WHAT IS NEEDED:
Select and copy out every line in the records containing "Baltimore".

[start SUPPLIED DATA]

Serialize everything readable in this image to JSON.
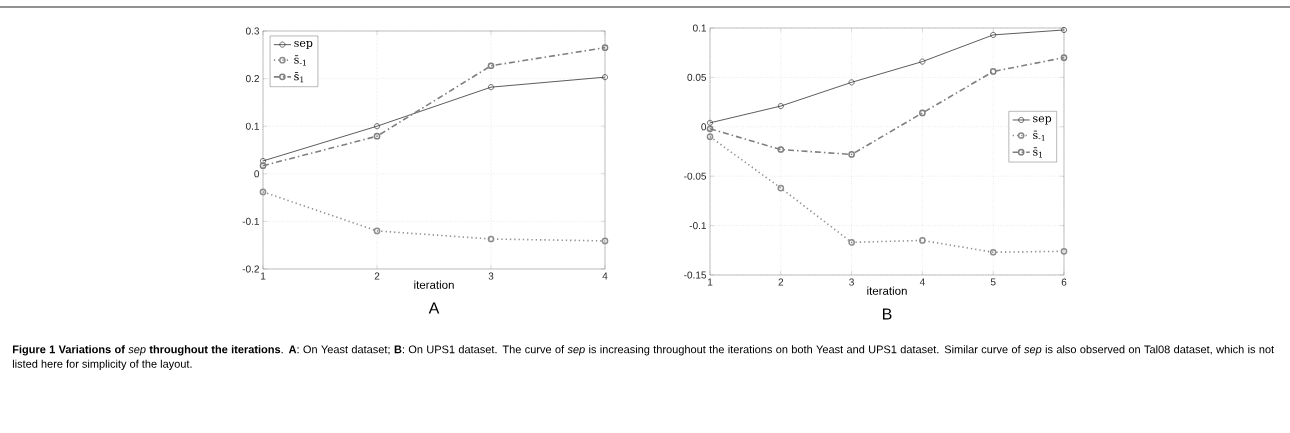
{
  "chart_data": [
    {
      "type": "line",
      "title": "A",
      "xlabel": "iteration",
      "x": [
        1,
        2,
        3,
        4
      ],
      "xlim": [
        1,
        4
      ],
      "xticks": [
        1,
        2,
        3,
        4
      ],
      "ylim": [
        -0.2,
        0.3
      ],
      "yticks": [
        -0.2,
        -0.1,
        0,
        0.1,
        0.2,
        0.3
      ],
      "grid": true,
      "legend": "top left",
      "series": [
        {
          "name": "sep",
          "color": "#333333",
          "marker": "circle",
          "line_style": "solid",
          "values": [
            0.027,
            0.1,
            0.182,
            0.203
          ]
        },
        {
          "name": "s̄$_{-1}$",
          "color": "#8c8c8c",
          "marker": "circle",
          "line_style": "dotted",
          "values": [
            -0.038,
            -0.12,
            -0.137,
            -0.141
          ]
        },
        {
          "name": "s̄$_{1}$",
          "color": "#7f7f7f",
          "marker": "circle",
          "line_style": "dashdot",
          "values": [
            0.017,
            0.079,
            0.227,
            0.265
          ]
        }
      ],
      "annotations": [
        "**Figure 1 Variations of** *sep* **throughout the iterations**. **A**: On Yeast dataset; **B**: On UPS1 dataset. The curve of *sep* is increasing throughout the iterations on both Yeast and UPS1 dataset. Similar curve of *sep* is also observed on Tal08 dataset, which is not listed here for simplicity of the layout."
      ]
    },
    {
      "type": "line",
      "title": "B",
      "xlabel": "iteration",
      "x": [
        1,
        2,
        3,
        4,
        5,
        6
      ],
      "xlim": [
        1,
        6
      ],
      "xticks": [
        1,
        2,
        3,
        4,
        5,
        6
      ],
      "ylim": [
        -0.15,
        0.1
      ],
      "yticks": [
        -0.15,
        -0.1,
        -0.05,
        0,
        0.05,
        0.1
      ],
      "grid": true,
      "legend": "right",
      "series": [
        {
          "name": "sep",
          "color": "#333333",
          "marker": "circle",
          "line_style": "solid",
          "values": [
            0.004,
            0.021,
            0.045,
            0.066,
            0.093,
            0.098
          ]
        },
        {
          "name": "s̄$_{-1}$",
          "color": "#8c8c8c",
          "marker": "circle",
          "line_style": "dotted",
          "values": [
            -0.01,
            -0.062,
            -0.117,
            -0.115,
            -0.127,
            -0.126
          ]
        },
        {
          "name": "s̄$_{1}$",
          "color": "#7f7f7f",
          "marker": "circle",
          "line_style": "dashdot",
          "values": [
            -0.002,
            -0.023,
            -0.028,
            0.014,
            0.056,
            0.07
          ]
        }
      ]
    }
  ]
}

[end SUPPLIED DATA]
[start SUPPLIED DATA]

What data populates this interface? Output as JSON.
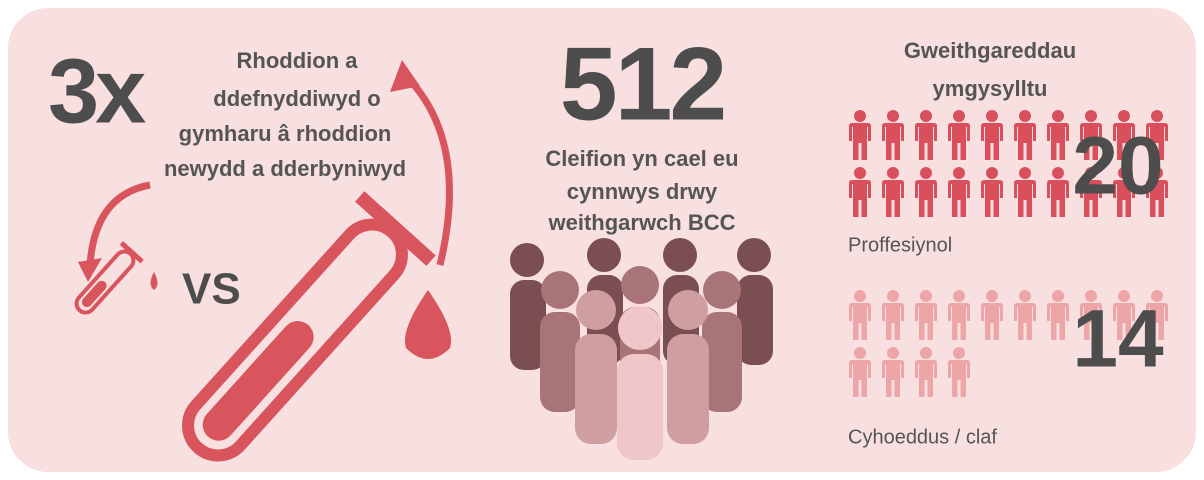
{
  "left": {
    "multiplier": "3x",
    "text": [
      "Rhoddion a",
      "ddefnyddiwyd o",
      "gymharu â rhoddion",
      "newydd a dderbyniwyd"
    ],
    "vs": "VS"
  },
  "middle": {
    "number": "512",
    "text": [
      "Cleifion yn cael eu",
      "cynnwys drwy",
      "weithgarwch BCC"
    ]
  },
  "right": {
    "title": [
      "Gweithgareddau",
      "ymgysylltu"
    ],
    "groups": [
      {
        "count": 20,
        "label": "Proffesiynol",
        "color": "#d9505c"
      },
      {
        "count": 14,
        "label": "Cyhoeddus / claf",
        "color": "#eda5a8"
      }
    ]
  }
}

[end SUPPLIED DATA]
[start SUPPLIED DATA]

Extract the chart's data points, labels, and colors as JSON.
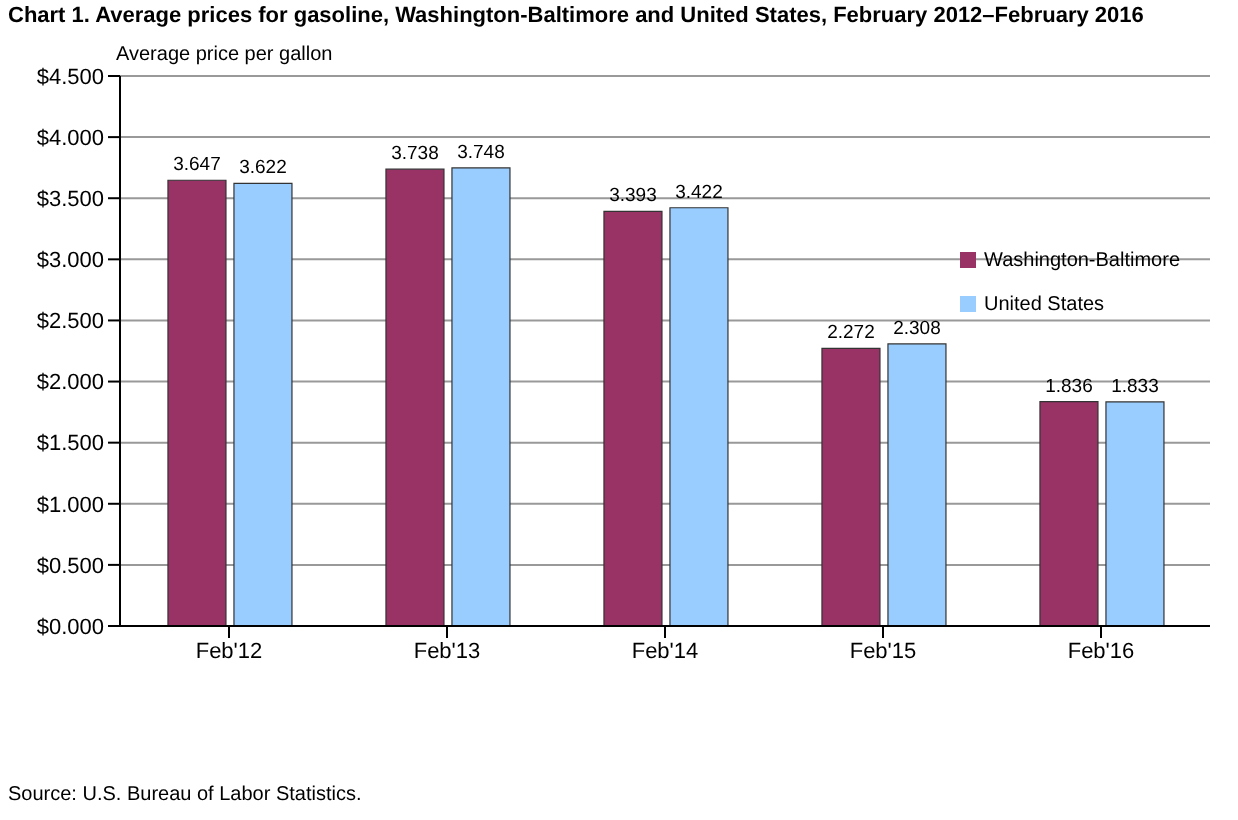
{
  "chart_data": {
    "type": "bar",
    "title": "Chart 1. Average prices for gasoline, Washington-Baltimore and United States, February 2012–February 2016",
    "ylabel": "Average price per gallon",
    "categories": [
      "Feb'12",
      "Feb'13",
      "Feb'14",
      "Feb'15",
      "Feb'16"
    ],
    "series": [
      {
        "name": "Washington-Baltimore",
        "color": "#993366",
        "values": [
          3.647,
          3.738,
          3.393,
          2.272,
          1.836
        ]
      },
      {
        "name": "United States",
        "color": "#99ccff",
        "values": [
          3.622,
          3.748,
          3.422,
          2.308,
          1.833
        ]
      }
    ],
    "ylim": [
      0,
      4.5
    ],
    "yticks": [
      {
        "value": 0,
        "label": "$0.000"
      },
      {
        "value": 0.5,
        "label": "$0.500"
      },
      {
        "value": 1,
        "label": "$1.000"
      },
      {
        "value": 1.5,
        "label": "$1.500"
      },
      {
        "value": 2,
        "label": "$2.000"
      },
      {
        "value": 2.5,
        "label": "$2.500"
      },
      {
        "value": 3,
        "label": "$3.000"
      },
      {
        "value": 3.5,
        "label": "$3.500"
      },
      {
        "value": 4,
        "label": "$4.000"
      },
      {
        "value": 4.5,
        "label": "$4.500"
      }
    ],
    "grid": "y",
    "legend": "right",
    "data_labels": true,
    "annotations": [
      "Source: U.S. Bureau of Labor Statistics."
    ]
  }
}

[end SUPPLIED DATA]

EXERCISE RESPONSE:
    "title": "Chart 1. Average prices for gasoline, Washington-Baltimore and United States, February 2012–February 2016",
        "name": "Washington-Baltimore",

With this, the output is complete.